__YOUR OBJECTIVE__: Count the lines in the records below that contain the string "Analysis", treating uppercase and lowercase as different, and reply with that number alone.

:: INPUT MATERIAL

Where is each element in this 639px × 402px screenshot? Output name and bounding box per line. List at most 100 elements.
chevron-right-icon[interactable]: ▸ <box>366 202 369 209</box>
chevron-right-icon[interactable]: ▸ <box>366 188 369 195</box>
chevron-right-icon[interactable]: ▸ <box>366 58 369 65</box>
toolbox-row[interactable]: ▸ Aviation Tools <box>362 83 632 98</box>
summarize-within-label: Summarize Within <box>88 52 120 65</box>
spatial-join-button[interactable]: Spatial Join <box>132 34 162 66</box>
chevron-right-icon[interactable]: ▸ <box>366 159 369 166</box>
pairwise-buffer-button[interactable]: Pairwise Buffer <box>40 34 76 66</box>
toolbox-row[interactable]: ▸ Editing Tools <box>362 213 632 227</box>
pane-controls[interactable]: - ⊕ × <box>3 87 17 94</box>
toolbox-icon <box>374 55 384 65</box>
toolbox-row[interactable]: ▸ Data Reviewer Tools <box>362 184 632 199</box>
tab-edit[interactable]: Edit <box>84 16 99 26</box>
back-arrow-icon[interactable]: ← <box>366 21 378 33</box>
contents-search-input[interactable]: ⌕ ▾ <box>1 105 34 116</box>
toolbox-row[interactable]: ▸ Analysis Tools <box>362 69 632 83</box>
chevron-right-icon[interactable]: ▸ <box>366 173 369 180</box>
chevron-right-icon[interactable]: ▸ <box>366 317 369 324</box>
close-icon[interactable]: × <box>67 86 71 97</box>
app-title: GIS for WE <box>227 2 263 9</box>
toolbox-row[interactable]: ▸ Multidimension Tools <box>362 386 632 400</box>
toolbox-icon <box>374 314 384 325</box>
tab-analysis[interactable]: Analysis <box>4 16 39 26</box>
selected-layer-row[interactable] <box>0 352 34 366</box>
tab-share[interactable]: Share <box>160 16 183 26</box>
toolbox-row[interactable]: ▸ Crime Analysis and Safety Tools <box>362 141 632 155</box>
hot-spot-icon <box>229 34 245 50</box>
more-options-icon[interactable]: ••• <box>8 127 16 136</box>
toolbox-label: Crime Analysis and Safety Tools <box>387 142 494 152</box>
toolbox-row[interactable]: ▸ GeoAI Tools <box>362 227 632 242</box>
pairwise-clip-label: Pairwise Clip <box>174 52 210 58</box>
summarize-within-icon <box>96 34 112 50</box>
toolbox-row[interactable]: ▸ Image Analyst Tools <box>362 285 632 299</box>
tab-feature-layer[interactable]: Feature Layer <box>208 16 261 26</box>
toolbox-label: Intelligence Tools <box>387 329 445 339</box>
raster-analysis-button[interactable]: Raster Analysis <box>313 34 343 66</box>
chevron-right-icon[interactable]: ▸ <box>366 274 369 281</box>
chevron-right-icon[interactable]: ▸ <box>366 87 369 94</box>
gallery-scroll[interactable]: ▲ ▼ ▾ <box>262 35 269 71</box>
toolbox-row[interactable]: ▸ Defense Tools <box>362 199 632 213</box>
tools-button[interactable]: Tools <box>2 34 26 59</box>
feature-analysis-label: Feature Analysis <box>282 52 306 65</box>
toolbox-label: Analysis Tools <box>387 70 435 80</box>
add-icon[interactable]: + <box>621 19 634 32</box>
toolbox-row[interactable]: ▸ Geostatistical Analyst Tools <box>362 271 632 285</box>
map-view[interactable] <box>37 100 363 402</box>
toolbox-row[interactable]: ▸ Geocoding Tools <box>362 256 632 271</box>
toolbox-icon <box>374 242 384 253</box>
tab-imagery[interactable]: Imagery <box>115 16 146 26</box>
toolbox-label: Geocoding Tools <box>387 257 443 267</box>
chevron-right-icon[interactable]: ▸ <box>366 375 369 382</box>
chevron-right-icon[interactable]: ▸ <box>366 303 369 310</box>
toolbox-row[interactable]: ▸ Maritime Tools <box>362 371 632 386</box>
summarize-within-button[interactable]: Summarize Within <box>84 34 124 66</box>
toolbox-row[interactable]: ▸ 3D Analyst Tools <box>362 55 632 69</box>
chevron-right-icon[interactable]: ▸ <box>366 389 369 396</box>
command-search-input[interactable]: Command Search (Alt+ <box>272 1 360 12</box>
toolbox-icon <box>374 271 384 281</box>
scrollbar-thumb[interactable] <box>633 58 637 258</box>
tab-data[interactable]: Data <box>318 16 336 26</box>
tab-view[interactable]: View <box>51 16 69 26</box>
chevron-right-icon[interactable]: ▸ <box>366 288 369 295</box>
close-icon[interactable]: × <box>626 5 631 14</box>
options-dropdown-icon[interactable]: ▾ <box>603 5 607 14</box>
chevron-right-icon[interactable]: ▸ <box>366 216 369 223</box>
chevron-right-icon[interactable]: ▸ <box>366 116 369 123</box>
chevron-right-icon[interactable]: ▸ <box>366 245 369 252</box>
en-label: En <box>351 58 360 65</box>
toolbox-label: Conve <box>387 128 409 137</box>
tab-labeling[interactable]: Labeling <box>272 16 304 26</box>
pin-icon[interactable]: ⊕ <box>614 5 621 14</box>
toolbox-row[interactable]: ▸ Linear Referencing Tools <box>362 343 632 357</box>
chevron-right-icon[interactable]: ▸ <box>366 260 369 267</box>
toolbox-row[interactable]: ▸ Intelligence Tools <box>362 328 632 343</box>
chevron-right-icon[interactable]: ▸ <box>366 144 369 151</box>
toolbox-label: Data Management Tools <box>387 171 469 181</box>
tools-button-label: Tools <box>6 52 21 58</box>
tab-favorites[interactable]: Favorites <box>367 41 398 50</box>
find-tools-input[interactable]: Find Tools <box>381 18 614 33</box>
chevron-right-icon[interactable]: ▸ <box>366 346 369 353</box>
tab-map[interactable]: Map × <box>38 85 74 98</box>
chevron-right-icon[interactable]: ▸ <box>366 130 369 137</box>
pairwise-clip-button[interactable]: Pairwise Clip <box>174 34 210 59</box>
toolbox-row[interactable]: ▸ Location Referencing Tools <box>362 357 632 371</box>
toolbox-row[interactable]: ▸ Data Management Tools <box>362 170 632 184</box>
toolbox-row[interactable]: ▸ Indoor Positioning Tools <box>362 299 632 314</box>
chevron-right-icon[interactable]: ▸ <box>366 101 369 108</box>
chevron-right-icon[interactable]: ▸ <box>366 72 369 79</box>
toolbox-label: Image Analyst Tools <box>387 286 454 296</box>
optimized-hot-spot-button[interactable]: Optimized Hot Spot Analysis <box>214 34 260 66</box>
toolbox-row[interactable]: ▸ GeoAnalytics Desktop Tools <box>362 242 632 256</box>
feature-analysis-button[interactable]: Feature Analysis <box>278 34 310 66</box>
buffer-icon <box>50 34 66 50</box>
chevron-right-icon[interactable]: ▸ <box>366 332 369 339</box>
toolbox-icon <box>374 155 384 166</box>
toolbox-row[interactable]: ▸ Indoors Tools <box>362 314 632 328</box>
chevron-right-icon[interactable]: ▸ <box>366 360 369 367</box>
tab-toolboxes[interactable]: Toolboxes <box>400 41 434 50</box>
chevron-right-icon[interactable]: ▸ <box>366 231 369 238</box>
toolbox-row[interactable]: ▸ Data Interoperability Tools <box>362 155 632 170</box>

::::

__RESPONSE FOR THIS EXERCISE__: 9